— Texto apresentado —
A resiliência da economia dos EUA e o aumento das tensões geopolíticas globais estão levando gestores de ativos a repensarem suas expectativas de enfraquecimento do dólar.
Investidores institucionais, como fundos de pensão, seguradoras e fundos mútuos, reduziram pela metade suas posições líquidas vendidas no dólar, para US$ 2,05 bilhões em 3 de dezembro, o menor nível desde abril de 2017, de acordo com dados da Commodity Futures Trading Commission (CFTC) compilados pela Bloomberg. Hedge funds aumentaram suas apostas otimistas em 9,3%, mantendo uma visão favorável sobre a moeda americana desde outubro, mostram os dados.
O índice do dólar da Bloomberg avançou cerca de 5% desde que caiu para a mínima de oito meses no final de setembro, à medida que os traders se posicionaram para uma inflação mais alta sob a presidência de Donald Trump. Os riscos crescentes à política de cortes de juros do Federal Reserve e a demanda por refúgios seguros em meio às tensões geopolíticas também estão apoiando o dólar, embora bancos de Wall Street prevejam uma tendência de queda para o próximo ano.

Na semana passada, alguns representantes do Fed adotaram um tom cauteloso em relação aos cortes de juros, o que apoiou o dólar. O presidente do Fed de St. Louis, Alberto Musalem, afirmou que pode ser apropriado pausar os cortes de juros ainda este mês, enquanto sua contraparte de São Francisco, Mary Daly, disse que não há urgência para reduzir as taxas de juros. Já Austan Goolsbee, presidente do Fed de Chicago, afirmou esperar que as taxas de juros estejam “bem mais baixas” em um ano.

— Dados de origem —
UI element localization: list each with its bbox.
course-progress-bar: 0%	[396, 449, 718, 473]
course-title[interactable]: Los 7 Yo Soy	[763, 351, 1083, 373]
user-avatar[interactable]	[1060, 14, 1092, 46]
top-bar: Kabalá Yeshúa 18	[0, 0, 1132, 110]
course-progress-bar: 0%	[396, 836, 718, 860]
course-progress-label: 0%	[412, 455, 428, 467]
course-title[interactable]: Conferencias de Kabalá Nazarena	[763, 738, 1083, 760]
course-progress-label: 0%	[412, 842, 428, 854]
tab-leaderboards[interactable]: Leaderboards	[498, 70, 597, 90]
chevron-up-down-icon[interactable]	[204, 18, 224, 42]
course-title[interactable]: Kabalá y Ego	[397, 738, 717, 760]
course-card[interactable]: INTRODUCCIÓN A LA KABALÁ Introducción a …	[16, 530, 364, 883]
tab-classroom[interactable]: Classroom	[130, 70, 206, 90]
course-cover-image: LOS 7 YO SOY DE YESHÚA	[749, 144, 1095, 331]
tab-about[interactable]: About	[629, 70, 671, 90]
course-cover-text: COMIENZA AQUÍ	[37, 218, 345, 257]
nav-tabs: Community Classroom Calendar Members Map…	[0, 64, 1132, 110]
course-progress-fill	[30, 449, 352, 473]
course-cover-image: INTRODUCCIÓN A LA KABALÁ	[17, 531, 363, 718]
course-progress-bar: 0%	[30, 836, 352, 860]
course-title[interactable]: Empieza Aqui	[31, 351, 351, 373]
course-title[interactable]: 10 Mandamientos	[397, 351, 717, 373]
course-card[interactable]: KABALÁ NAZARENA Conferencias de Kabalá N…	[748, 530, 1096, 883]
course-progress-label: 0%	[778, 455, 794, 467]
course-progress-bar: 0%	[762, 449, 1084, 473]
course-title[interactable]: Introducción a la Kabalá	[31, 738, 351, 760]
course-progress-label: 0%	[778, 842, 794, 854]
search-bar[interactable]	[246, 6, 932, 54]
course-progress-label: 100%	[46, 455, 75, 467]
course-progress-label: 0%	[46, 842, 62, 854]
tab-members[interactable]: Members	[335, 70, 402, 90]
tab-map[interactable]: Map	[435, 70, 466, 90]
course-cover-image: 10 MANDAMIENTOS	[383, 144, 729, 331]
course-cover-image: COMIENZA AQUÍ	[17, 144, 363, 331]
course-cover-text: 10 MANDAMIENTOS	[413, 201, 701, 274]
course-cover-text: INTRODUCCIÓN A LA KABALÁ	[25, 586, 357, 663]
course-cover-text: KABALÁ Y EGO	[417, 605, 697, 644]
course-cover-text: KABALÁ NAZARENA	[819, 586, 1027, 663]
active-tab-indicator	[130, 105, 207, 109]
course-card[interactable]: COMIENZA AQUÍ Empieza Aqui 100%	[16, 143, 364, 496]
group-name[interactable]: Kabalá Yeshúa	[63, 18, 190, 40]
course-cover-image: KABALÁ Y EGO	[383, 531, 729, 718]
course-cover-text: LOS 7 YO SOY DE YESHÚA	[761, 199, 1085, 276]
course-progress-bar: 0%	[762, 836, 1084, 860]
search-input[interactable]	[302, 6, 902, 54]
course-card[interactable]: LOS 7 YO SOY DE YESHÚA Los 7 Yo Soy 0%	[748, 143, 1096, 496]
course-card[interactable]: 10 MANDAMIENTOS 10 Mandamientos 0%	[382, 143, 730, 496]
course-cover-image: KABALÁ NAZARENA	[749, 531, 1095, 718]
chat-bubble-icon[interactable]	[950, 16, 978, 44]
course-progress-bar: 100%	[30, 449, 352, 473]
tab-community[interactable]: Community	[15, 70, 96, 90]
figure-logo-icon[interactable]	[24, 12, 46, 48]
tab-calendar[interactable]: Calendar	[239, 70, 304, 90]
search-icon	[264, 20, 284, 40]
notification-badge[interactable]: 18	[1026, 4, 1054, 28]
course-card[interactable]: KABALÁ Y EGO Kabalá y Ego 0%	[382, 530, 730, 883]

— Instruções do exercício —
1 - Extraia do texto sobre o dólar o trecho que começa em "A resiliência da" e termina em "mostram os dados.".
2 - Responda às perguntas abaixo com base no texto sobre o dólar.
(a) Para qual valor os investidores institucionais reduziram suas posições líquidas vendidas no dólar em 3 de dezembro?
(b) Quanto o índice do dólar da Bloomberg avançou desde que caiu para a mínima de oito meses no final de setembro?
(c) Quem é o presidente do Fed de Chicago?

— Respostas —
1 -
A resiliência da economia dos EUA e o aumento das tensões geopolíticas globais estão levando gestores de ativos a repensarem suas expectativas de enfraquecimento do dólar.
Investidores institucionais, como fundos de pensão, seguradoras e fundos mútuos, reduziram pela metade suas posições líquidas vendidas no dólar, para US$ 2,05 bilhões em 3 de dezembro, o menor nível desde abril de 2017, de acordo com dados da Commodity Futures Trading Commission (CFTC) compilados pela Bloomberg. Hedge funds aumentaram suas apostas otimistas em 9,3%, mantendo uma visão favorável sobre a moeda americana desde outubro, mostram os dados.

2 -
(a) US$ 2,05 bilhões.
(b) Cerca de 5%.
(c) Austan Goolsbee.